■ WORK TO DO ■
Set the listing down again in full, word for word, with the pictures left out.

■ Figure record listings ■
━━━━━━━━━━

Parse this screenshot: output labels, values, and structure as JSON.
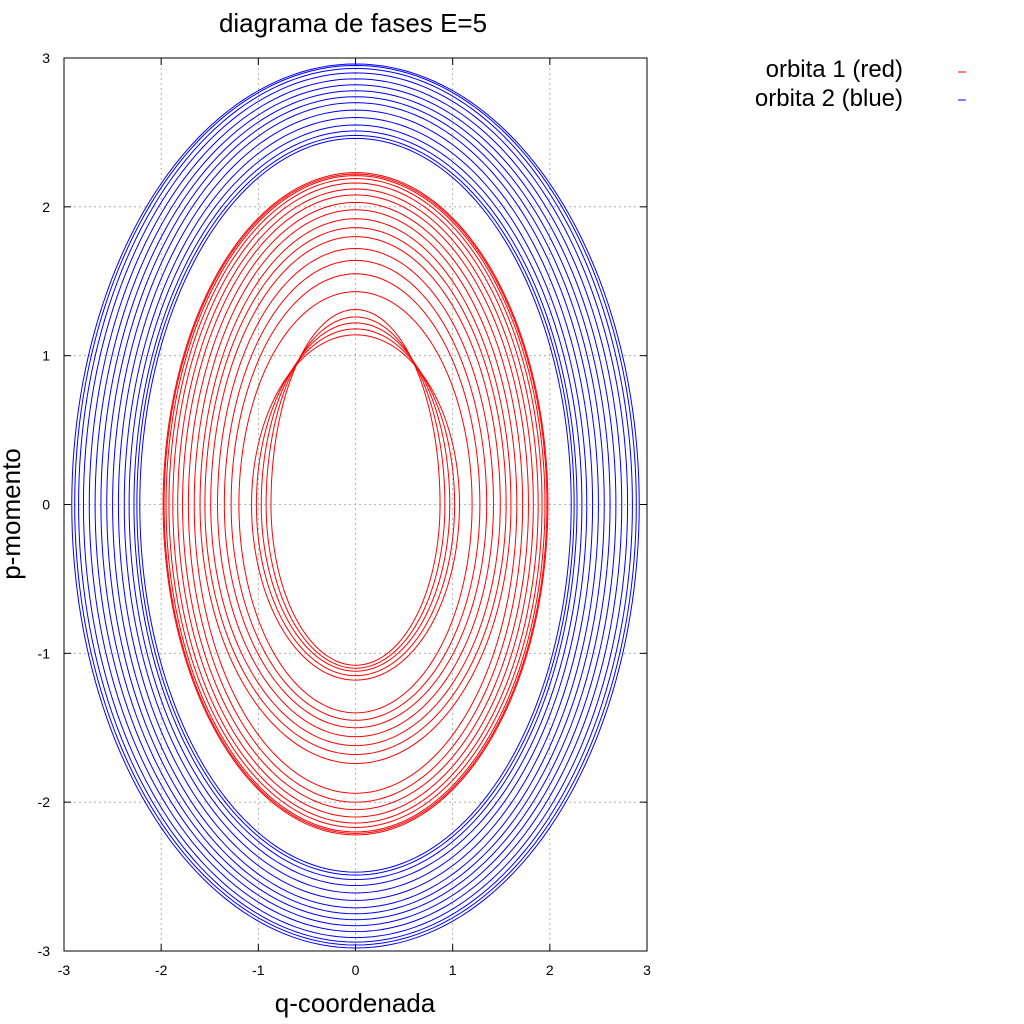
{
  "chart_data": {
    "type": "line",
    "title": "diagrama de fases E=5",
    "xlabel": "q-coordenada",
    "ylabel": "p-momento",
    "xlim": [
      -3,
      3
    ],
    "ylim": [
      -3,
      3
    ],
    "x_ticks": [
      "-3",
      "-2",
      "-1",
      "0",
      "1",
      "2",
      "3"
    ],
    "y_ticks": [
      "3",
      "2",
      "1",
      "0",
      "-1",
      "-2",
      "-3"
    ],
    "grid": true,
    "legend_position": "top-right outside plot",
    "series": [
      {
        "name": "orbita 1 (red)",
        "color": "#ff0000",
        "rings": [
          {
            "q_amp": 0.87,
            "p_max": 1.31,
            "p_min": -1.08
          },
          {
            "q_amp": 0.92,
            "p_max": 1.26,
            "p_min": -1.1
          },
          {
            "q_amp": 0.97,
            "p_max": 1.22,
            "p_min": -1.12
          },
          {
            "q_amp": 1.02,
            "p_max": 1.18,
            "p_min": -1.15
          },
          {
            "q_amp": 1.07,
            "p_max": 1.14,
            "p_min": -1.18
          },
          {
            "q_amp": 1.2,
            "p_max": 1.43,
            "p_min": -1.4
          },
          {
            "q_amp": 1.28,
            "p_max": 1.55,
            "p_min": -1.45
          },
          {
            "q_amp": 1.35,
            "p_max": 1.64,
            "p_min": -1.5
          },
          {
            "q_amp": 1.42,
            "p_max": 1.72,
            "p_min": -1.56
          },
          {
            "q_amp": 1.49,
            "p_max": 1.8,
            "p_min": -1.62
          },
          {
            "q_amp": 1.55,
            "p_max": 1.86,
            "p_min": -1.68
          },
          {
            "q_amp": 1.6,
            "p_max": 1.92,
            "p_min": -1.74
          },
          {
            "q_amp": 1.66,
            "p_max": 1.98,
            "p_min": -1.94
          },
          {
            "q_amp": 1.72,
            "p_max": 2.03,
            "p_min": -2.0
          },
          {
            "q_amp": 1.78,
            "p_max": 2.08,
            "p_min": -2.05
          },
          {
            "q_amp": 1.83,
            "p_max": 2.12,
            "p_min": -2.1
          },
          {
            "q_amp": 1.88,
            "p_max": 2.16,
            "p_min": -2.14
          },
          {
            "q_amp": 1.92,
            "p_max": 2.19,
            "p_min": -2.17
          },
          {
            "q_amp": 1.95,
            "p_max": 2.21,
            "p_min": -2.2
          },
          {
            "q_amp": 1.97,
            "p_max": 2.22,
            "p_min": -2.21
          },
          {
            "q_amp": 1.98,
            "p_max": 2.23,
            "p_min": -2.22
          }
        ]
      },
      {
        "name": "orbita 2 (blue)",
        "color": "#0000ff",
        "rings": [
          {
            "q_amp": 2.22,
            "p_max": 2.46,
            "p_min": -2.47
          },
          {
            "q_amp": 2.25,
            "p_max": 2.48,
            "p_min": -2.49
          },
          {
            "q_amp": 2.28,
            "p_max": 2.51,
            "p_min": -2.52
          },
          {
            "q_amp": 2.33,
            "p_max": 2.55,
            "p_min": -2.56
          },
          {
            "q_amp": 2.38,
            "p_max": 2.6,
            "p_min": -2.61
          },
          {
            "q_amp": 2.44,
            "p_max": 2.65,
            "p_min": -2.66
          },
          {
            "q_amp": 2.5,
            "p_max": 2.7,
            "p_min": -2.71
          },
          {
            "q_amp": 2.56,
            "p_max": 2.74,
            "p_min": -2.75
          },
          {
            "q_amp": 2.62,
            "p_max": 2.78,
            "p_min": -2.79
          },
          {
            "q_amp": 2.68,
            "p_max": 2.82,
            "p_min": -2.83
          },
          {
            "q_amp": 2.74,
            "p_max": 2.86,
            "p_min": -2.87
          },
          {
            "q_amp": 2.8,
            "p_max": 2.9,
            "p_min": -2.91
          },
          {
            "q_amp": 2.85,
            "p_max": 2.93,
            "p_min": -2.94
          },
          {
            "q_amp": 2.89,
            "p_max": 2.95,
            "p_min": -2.96
          },
          {
            "q_amp": 2.92,
            "p_max": 2.96,
            "p_min": -2.98
          }
        ]
      }
    ]
  }
}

━━━━━━━━━━

■ EXERCISE ANSWER ■
Parse this screenshot: output labels, values, and structure as JSON.
{
  "chart_data": {
    "type": "line",
    "title": "diagrama de fases E=5",
    "xlabel": "q-coordenada",
    "ylabel": "p-momento",
    "xlim": [
      -3,
      3
    ],
    "ylim": [
      -3,
      3
    ],
    "x_ticks": [
      "-3",
      "-2",
      "-1",
      "0",
      "1",
      "2",
      "3"
    ],
    "y_ticks": [
      "3",
      "2",
      "1",
      "0",
      "-1",
      "-2",
      "-3"
    ],
    "grid": true,
    "legend_position": "top-right outside plot",
    "series": [
      {
        "name": "orbita 1 (red)",
        "color": "#ff0000",
        "rings": [
          {
            "q_amp": 0.87,
            "p_max": 1.31,
            "p_min": -1.08
          },
          {
            "q_amp": 0.92,
            "p_max": 1.26,
            "p_min": -1.1
          },
          {
            "q_amp": 0.97,
            "p_max": 1.22,
            "p_min": -1.12
          },
          {
            "q_amp": 1.02,
            "p_max": 1.18,
            "p_min": -1.15
          },
          {
            "q_amp": 1.07,
            "p_max": 1.14,
            "p_min": -1.18
          },
          {
            "q_amp": 1.2,
            "p_max": 1.43,
            "p_min": -1.4
          },
          {
            "q_amp": 1.28,
            "p_max": 1.55,
            "p_min": -1.45
          },
          {
            "q_amp": 1.35,
            "p_max": 1.64,
            "p_min": -1.5
          },
          {
            "q_amp": 1.42,
            "p_max": 1.72,
            "p_min": -1.56
          },
          {
            "q_amp": 1.49,
            "p_max": 1.8,
            "p_min": -1.62
          },
          {
            "q_amp": 1.55,
            "p_max": 1.86,
            "p_min": -1.68
          },
          {
            "q_amp": 1.6,
            "p_max": 1.92,
            "p_min": -1.74
          },
          {
            "q_amp": 1.66,
            "p_max": 1.98,
            "p_min": -1.94
          },
          {
            "q_amp": 1.72,
            "p_max": 2.03,
            "p_min": -2.0
          },
          {
            "q_amp": 1.78,
            "p_max": 2.08,
            "p_min": -2.05
          },
          {
            "q_amp": 1.83,
            "p_max": 2.12,
            "p_min": -2.1
          },
          {
            "q_amp": 1.88,
            "p_max": 2.16,
            "p_min": -2.14
          },
          {
            "q_amp": 1.92,
            "p_max": 2.19,
            "p_min": -2.17
          },
          {
            "q_amp": 1.95,
            "p_max": 2.21,
            "p_min": -2.2
          },
          {
            "q_amp": 1.97,
            "p_max": 2.22,
            "p_min": -2.21
          },
          {
            "q_amp": 1.98,
            "p_max": 2.23,
            "p_min": -2.22
          }
        ]
      },
      {
        "name": "orbita 2 (blue)",
        "color": "#0000ff",
        "rings": [
          {
            "q_amp": 2.22,
            "p_max": 2.46,
            "p_min": -2.47
          },
          {
            "q_amp": 2.25,
            "p_max": 2.48,
            "p_min": -2.49
          },
          {
            "q_amp": 2.28,
            "p_max": 2.51,
            "p_min": -2.52
          },
          {
            "q_amp": 2.33,
            "p_max": 2.55,
            "p_min": -2.56
          },
          {
            "q_amp": 2.38,
            "p_max": 2.6,
            "p_min": -2.61
          },
          {
            "q_amp": 2.44,
            "p_max": 2.65,
            "p_min": -2.66
          },
          {
            "q_amp": 2.5,
            "p_max": 2.7,
            "p_min": -2.71
          },
          {
            "q_amp": 2.56,
            "p_max": 2.74,
            "p_min": -2.75
          },
          {
            "q_amp": 2.62,
            "p_max": 2.78,
            "p_min": -2.79
          },
          {
            "q_amp": 2.68,
            "p_max": 2.82,
            "p_min": -2.83
          },
          {
            "q_amp": 2.74,
            "p_max": 2.86,
            "p_min": -2.87
          },
          {
            "q_amp": 2.8,
            "p_max": 2.9,
            "p_min": -2.91
          },
          {
            "q_amp": 2.85,
            "p_max": 2.93,
            "p_min": -2.94
          },
          {
            "q_amp": 2.89,
            "p_max": 2.95,
            "p_min": -2.96
          },
          {
            "q_amp": 2.92,
            "p_max": 2.96,
            "p_min": -2.98
          }
        ]
      }
    ]
  }
}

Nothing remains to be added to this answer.